> [Task requirements]: Every line below that holds the string "name" should be copied out.

── Listed entries

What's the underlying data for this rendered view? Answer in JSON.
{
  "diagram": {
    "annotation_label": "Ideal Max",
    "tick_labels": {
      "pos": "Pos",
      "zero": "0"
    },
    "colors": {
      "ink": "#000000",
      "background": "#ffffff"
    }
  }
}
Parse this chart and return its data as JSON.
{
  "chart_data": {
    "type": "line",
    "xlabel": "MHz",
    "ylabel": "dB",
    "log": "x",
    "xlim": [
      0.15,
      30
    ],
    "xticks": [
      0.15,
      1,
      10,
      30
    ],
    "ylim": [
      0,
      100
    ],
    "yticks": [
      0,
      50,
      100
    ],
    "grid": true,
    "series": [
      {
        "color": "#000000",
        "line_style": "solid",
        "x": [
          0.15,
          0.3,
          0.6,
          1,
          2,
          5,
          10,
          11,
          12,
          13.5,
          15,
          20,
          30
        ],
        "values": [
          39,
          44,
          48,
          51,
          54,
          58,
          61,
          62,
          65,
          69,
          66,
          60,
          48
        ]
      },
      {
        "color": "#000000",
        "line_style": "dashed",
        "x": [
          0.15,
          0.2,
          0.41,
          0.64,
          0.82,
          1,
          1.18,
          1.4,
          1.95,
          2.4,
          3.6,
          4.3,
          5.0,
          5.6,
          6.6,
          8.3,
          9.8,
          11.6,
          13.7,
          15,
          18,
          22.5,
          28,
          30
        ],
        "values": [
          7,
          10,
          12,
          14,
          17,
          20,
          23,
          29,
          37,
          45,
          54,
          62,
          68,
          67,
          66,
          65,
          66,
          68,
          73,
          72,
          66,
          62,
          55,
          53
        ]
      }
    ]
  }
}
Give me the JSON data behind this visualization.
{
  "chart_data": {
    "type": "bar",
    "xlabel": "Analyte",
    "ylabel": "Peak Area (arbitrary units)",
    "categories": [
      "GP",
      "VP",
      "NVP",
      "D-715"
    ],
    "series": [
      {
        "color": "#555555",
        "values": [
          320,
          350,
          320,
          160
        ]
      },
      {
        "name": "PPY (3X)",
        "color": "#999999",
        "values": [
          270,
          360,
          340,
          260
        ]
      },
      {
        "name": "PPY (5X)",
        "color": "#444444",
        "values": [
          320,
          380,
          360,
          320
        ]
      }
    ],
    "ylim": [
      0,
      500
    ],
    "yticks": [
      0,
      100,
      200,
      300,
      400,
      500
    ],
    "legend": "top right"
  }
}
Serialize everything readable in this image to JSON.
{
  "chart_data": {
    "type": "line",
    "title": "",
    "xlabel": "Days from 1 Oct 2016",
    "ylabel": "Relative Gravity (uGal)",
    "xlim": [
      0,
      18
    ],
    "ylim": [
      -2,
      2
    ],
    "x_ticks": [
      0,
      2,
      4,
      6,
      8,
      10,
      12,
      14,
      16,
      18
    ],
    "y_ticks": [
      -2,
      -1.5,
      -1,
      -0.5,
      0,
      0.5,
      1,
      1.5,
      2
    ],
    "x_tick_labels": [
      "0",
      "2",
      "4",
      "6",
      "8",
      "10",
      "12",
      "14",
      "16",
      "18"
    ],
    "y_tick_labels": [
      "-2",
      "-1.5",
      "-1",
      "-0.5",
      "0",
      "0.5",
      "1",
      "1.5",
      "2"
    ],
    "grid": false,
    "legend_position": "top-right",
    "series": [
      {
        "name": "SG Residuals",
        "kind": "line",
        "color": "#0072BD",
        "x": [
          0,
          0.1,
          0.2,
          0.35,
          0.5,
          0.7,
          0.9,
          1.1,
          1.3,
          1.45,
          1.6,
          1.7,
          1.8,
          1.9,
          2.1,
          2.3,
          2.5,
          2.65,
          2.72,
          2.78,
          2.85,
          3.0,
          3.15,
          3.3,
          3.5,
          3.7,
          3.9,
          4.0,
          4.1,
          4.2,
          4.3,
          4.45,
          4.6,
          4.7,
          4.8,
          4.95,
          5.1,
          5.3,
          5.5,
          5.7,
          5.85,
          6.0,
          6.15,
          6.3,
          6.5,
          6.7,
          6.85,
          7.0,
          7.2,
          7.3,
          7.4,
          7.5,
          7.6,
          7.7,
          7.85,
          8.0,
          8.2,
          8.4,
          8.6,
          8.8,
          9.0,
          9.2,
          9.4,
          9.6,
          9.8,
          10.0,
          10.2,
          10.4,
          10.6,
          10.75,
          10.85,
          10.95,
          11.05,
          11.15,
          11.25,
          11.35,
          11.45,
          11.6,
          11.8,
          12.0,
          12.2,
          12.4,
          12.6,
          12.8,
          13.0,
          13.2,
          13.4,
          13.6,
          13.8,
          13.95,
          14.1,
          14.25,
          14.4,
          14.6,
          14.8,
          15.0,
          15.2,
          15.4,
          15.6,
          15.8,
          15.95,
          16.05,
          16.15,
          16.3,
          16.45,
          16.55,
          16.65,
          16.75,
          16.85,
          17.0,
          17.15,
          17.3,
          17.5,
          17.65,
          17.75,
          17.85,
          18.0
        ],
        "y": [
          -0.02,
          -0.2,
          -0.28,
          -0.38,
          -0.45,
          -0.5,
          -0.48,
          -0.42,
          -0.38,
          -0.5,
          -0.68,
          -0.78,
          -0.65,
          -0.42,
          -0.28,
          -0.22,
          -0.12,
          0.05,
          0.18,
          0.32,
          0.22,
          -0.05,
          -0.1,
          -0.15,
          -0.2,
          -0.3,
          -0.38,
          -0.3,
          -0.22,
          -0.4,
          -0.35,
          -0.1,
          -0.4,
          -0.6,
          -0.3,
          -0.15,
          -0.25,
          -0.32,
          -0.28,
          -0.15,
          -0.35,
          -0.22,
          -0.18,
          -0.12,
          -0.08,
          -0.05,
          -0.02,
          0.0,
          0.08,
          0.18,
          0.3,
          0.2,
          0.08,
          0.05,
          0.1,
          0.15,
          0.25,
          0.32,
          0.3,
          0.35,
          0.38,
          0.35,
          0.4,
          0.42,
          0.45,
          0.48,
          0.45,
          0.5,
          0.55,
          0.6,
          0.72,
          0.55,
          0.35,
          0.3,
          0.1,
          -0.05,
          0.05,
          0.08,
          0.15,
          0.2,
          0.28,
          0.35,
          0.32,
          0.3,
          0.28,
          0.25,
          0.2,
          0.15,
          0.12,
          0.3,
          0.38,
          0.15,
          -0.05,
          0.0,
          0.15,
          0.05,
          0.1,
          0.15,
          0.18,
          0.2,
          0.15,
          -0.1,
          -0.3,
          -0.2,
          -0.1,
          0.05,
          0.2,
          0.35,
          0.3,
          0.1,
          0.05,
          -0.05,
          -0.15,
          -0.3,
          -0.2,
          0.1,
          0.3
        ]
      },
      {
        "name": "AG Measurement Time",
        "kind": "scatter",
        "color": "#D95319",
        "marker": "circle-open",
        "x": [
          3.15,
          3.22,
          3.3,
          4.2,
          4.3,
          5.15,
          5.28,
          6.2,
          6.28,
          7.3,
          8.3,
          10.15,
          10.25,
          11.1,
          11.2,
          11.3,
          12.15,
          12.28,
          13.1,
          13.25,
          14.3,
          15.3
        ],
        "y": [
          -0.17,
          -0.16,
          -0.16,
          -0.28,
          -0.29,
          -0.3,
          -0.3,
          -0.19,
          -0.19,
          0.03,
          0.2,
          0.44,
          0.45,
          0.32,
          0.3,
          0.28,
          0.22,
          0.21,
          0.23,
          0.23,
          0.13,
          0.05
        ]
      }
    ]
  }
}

────

> [Response to the exercise]:
        "name": "PPY (3X)",
        "name": "PPY (5X)",
        "name": "SG Residuals",
        "name": "AG Measurement Time",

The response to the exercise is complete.